_課題一覧_
a. てんかんとけいれんについての本文で、脳以外の原因としてけいれんを起こしうると挙げられているものをすべて書き出せ。
b. てんかんとけいれんについての本文によると、特発性てんかんとはどのような病気か。
c. てんかんとけいれんについての本文を、最後の文の後から続けて書け。

_本文_
————
てんかんとけいれんの違い、ご存知でしょうか?
よくわからない、という方が多いと思います。
そこで今回は、これらを正しく理解出来るように、少しまとめてみました。
ちょっとややこしい内容になるかもしれませんが、ご了承下さい。
まず、“てんかん”とは「様々な原因によって発作を起こす脳の病気」のことを言います。
“てんかん”という病気で起こる発作を“てんかん発作”といいます。
そして、てんかん発作の主な症状に“けいれん”があります。
すなわち、『てんかん≠けいれん』なのです。
つまり「てんかん」という病気になると「けいれん」を起こす事がある、ということになります。
しかし、けいれんの原因には、このてんかん以外にもあります。
中毒、肝性脳症、腎不全、低血糖、低カルシウム血症など様々な脳以外の原因で起こる事があります。
次に、脳に原因がある「てんかん」についてですが、
これも大きく2つにわけることができます。
①特発性てんかん
脳に明らかな病変がみられないのに発作が起こる病気です。
②症候性てんかん
脳に病変がみられます。例えば外傷、脳腫瘍、脳炎、水頭症などがあげられます。
このように、けいれんの原因は様々です。
けいれんが起きたからといって、けいれんを抑えるだけの治療をすればいいというわけはありません。
このけいれんは、脳に原因があるのか(てんかん)?
————
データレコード
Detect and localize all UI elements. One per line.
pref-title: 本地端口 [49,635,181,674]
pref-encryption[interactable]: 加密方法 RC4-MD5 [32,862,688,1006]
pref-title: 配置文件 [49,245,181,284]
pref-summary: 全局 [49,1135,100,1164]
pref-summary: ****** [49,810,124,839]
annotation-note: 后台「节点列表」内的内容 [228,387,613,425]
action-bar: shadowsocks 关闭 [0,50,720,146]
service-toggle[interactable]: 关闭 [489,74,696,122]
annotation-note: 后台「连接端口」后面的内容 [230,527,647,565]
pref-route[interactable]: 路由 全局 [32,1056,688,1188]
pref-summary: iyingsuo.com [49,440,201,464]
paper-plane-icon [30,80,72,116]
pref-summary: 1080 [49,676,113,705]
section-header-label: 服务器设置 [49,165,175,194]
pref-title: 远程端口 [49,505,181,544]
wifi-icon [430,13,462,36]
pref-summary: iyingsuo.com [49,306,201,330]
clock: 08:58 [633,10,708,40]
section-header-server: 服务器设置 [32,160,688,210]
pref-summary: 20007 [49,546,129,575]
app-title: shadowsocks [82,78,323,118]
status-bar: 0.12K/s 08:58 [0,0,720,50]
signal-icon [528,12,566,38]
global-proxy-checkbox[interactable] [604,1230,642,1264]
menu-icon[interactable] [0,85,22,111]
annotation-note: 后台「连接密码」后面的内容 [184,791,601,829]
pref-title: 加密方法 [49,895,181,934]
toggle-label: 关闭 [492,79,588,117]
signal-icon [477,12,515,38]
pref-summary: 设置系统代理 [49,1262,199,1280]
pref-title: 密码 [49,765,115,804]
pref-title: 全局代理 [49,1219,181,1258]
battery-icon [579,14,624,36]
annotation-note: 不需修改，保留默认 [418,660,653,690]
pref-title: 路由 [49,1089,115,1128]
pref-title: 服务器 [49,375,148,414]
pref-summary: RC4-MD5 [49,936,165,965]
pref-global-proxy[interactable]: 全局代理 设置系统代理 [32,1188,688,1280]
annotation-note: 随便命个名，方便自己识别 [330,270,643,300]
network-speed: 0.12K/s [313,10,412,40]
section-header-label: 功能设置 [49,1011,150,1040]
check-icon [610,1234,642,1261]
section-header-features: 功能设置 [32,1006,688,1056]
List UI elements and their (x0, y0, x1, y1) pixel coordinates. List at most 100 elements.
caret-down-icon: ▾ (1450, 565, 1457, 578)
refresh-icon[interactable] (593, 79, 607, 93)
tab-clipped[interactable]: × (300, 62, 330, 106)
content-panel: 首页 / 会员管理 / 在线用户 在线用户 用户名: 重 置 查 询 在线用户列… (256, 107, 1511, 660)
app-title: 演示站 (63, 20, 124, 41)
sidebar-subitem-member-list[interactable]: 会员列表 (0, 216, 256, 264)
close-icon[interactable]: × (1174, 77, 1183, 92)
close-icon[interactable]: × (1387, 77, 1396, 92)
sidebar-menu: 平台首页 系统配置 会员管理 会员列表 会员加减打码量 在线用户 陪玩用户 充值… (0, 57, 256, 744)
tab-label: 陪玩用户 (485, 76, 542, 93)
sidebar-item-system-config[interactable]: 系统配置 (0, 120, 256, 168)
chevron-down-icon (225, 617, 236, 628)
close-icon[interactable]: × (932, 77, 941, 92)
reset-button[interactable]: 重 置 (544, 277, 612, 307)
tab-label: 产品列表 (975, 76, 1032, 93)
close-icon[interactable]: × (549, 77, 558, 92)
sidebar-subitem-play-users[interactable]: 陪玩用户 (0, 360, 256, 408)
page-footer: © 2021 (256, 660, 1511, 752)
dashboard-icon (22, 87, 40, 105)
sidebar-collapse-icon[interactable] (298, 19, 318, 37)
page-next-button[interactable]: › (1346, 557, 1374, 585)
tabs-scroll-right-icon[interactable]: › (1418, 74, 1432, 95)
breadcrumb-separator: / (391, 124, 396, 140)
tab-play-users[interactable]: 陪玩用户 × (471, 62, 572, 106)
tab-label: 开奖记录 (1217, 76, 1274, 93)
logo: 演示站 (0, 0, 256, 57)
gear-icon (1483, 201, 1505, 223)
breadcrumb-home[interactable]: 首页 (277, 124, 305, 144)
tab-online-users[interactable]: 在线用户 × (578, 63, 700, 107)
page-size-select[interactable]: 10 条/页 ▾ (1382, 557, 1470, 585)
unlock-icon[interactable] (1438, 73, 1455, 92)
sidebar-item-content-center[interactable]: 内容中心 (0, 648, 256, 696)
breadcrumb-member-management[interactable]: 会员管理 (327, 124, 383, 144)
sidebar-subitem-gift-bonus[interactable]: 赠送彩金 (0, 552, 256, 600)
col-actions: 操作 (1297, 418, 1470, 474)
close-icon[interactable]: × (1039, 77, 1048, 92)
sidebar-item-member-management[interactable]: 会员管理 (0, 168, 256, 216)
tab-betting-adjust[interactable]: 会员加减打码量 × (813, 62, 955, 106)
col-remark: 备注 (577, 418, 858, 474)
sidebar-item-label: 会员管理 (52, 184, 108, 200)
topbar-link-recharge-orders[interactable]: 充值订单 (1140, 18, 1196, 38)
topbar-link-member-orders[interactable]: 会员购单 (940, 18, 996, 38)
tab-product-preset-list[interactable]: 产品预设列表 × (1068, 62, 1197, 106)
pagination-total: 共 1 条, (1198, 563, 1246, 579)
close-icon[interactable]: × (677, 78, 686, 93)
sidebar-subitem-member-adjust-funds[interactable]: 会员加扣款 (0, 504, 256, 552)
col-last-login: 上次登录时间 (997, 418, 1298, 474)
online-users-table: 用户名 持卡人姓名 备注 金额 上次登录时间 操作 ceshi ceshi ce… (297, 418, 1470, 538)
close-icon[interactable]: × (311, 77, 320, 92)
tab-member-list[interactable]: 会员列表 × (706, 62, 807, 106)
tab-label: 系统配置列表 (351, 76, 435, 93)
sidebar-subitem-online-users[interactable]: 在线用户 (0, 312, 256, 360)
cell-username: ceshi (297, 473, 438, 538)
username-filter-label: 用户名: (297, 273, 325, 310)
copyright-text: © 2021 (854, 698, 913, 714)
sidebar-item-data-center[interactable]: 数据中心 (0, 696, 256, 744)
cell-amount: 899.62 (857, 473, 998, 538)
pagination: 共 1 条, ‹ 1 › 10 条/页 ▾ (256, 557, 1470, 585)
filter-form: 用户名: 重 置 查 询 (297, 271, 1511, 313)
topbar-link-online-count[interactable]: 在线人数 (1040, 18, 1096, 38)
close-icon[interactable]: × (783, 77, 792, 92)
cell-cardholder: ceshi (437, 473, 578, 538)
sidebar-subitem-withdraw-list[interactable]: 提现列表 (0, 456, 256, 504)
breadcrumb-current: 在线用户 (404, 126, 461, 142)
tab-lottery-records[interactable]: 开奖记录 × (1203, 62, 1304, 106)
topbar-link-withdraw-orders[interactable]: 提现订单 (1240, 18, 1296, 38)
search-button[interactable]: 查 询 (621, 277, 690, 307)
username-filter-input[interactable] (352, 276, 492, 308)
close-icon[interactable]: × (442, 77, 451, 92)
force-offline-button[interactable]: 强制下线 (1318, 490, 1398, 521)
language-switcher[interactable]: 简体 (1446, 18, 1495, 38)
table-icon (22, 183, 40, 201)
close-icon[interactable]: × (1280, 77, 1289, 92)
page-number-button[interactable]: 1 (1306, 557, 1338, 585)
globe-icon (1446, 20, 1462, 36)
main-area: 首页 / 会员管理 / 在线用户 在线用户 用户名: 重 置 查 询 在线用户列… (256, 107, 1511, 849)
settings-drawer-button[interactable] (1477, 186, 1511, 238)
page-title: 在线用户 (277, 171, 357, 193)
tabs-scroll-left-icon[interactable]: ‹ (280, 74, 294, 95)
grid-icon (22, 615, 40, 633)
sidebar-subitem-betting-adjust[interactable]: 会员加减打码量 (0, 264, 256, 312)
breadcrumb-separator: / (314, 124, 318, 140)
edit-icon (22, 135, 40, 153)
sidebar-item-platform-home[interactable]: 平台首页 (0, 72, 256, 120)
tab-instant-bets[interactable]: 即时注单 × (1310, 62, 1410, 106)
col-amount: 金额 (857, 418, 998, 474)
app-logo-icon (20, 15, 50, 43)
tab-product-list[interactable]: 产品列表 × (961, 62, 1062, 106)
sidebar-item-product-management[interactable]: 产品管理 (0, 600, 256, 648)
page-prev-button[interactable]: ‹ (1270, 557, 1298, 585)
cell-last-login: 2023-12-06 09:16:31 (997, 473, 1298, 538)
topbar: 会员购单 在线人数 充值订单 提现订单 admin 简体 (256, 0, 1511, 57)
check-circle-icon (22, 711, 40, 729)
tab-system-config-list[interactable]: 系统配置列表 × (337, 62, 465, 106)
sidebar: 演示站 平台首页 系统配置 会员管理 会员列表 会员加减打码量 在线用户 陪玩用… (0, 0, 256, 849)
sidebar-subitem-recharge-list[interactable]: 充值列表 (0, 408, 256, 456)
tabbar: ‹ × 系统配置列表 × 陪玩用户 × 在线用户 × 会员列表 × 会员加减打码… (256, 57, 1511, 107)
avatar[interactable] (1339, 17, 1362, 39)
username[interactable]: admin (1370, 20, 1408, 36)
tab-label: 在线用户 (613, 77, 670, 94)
————
_解答_
a. 中毒、肝性脳症、腎不全、低血糖、低カルシウム血症である。

b. 脳に明らかな病変がみられないのに発作が起こる病気である。

c.
それとも脳以外の原因があるのか(てんかんではない)?
そして、てんかんであれば特発性なのか?症候性なのか?
身体検査、血液検査、レントゲン検査、エコー検査など様々な検査が必要にあります。さらには脳の中を確認するためにはMRI検査をしなければなりません。
年齢や犬種などにより、ある程度原因を推測する事が出来るかもしれませんが、見た目だけで100%判断する事は不可能です。
どんな病気でも共通することですが、正しい診断により正しい治療を開始する事が、結果的にはわんちゃんの負担やリスクを軽減することができるのです。
~補足~
短時間で止まる一時的なけいれんでは、すぐに命に関わる可能性は高くありません。
しかし、発作が止まらなくなること(重責発作)や何回も続けて起こること(群発発作)があります。これらの症状では救急処置が必要です。すぐに病院にかけつけて下さい。